[Opening PAGE TEXT section]

I recently stumbled upon a casual conversation about existential crises in a Discord server I am in. You know, just completely normal conversation topic. It allowed me to take a moment to think about the sheer amount of time I have done nothing but think about “existential” concepts, especially in my younger years. It is kind of crazy to look back on it.
I distinctly recall trying to have conversations with my brother about these thoughts I was having in my middle school age. A specific memory of this is both of us, laying in the same bed at a relative’s house, late at night. I was thinking about the idea of consciousness. I asked him, “How do we know anyone else is really alive?”. He responded with something like, “because we can talk with people, and they have feelings.” I retorted with something like, “what if everyone is just robots? What if you are a robot that is just very good at acting like a human? What if I’m the only one that can actually think and you are just a robot programmed to say that? What if I’m just a robot and you are the only human?”. He went silent to think about it.
He is 2 years younger than me, and I definitely was asking him questions that were far beyond his normal comprehension. Trying to have these conversations made him bitter with me and made him think I was trying to be pretentious (though we would have used the phrase “smart aleck” at that age). Perhaps I was – I definitely remember thinking highly of myself when his school grades weren’t as good – but these thoughts were still questions my brain was generating and just handing off to myself, who at the time had no capability to handle them or even describe them properly.
I know now that the question I asked that night is similar to the though experiment of Philosophical zombies, and that these questions are absolutely nothing new or special. To middle-school me, though, these questions were just the tip of the iceberg for a rabbit hole of concepts that had no right to be in an immature person’s mind. I was already in therapy and such, and while I wanted to talk with adults about them, they were much more concerned with my day-to-day life and mental health. Honestly, they were right to be more concerned about those things, but I wish the closest adults to me – my parents – would have been able to comprehend what I was saying. I remember trying to have conversations about my mom about these things, even if I don’t remember exactly what the conversations were about. I could never get into the subject that I was thinking about like I wanted to. I just couldn’t communicate what questions were popping up in my head. There were productive conversations, but they always wrapped back around to stuff that was happening in my life, which wasn’t necessarily bad, just not what I wanted to talk about.
At one point, the consciousness questions did start to effect my mental health. I started thinking about senses – for example, what is consciousness like for a blind person – and came to the conclusion that existence itself is subjective. Of course, I wouldn’t have phrased it like that – knowing my vocabulary, I probably would have said something like “being alive is different for everyone”, which sounds much less serious and might as well just be a truism. You hear that, and think “well, duh”. But you think about the phrase “existence is subjective”, and you might start to have other thoughts, like, “what is consciousness like for other people?”, “how do I know if anyone experiences anything like I do?”, and perhaps most dangerously, “What is truth, and what is reality?”
I really had those thoughts and questions as a child, even if I didn’t have the correct words to describe them. And at the peak of my school-related depression, I could not avoid asking them. It was weird. I broke down crying several times with these heavy thoughts but could not get any kind of satisfactory answers to them, both because I didn’t know how to ask them and no adults in my life knew how to answer them.

[Closing PAGE TEXT section]

:: PROBLEM DETAILS ::
How would you put this sentence from the essay above into Spanish: "I was thinking about the idea of consciousness."? The entries have nothing to do with the essay above.

[Opening SOURCE MATERIAL section]

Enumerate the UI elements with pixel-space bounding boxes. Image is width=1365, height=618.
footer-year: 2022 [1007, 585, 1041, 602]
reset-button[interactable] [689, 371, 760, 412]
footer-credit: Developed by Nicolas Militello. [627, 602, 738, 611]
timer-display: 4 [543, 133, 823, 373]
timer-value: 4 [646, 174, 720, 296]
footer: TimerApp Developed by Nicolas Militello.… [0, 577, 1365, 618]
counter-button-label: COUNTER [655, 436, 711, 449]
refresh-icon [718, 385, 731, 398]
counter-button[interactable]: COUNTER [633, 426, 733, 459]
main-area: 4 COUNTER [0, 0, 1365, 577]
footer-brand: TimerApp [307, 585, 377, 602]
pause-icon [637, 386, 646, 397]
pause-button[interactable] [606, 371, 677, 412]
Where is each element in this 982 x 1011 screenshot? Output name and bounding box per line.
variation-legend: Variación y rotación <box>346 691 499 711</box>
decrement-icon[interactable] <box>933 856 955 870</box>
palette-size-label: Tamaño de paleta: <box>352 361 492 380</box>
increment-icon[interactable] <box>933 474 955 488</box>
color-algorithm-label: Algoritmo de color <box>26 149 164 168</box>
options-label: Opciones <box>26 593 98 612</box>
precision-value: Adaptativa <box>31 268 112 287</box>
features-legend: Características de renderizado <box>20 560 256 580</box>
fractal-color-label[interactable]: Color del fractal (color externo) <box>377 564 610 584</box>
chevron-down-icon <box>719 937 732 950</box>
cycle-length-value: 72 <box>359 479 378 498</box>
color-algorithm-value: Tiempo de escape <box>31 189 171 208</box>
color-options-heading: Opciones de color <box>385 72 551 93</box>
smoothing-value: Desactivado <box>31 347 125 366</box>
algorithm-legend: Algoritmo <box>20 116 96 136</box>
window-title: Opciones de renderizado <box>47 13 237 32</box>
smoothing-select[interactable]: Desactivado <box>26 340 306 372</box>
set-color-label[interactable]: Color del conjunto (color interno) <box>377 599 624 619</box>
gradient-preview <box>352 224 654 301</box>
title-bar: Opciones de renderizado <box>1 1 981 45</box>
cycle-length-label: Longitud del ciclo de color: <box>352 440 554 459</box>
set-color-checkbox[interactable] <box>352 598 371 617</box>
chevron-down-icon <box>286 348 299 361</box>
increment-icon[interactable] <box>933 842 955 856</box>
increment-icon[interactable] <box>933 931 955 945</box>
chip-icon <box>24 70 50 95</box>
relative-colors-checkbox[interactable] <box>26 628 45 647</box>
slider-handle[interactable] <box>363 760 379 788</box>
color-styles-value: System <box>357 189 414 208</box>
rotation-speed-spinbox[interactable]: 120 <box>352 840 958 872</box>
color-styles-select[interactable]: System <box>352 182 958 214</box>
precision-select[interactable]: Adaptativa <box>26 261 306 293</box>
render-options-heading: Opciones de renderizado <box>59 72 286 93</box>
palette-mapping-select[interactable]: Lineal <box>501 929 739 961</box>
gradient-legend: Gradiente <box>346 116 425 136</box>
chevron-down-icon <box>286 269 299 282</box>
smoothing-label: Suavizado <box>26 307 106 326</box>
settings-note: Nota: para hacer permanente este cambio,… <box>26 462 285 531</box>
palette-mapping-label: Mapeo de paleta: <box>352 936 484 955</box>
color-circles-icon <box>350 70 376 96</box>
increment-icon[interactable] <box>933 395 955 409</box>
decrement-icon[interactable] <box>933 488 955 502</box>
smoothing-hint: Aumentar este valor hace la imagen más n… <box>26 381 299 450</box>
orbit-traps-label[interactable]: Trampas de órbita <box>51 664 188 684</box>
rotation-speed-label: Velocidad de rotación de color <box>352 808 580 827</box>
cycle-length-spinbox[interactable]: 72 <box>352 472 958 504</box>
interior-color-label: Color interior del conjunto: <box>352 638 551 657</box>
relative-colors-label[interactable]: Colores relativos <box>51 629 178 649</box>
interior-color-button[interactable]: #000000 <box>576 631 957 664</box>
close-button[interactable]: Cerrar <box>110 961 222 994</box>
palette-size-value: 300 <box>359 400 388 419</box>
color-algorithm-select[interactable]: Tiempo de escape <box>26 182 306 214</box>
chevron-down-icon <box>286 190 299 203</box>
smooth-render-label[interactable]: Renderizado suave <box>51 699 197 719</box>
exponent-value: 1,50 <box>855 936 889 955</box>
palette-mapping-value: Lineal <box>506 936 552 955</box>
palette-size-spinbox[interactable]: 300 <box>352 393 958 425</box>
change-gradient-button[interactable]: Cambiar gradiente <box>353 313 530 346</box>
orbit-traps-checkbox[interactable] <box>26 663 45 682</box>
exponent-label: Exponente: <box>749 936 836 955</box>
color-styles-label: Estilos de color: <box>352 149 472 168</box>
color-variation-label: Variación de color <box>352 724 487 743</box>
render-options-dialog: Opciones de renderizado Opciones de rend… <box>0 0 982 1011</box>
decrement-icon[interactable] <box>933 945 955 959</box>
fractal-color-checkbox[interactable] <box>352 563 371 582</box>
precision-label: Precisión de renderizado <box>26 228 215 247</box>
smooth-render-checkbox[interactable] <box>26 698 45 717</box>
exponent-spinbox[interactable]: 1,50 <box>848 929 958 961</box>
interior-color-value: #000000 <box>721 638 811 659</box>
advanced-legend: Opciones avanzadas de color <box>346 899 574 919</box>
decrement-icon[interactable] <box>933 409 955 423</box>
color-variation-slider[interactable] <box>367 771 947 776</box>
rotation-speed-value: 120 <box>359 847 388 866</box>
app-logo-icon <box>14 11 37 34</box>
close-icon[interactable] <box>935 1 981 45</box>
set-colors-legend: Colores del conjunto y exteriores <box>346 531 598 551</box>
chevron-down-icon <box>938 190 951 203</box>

[Closing SOURCE MATERIAL section]

:: WRITTEN ANSWER ::
Estaba pensando en la idea de la conciencia.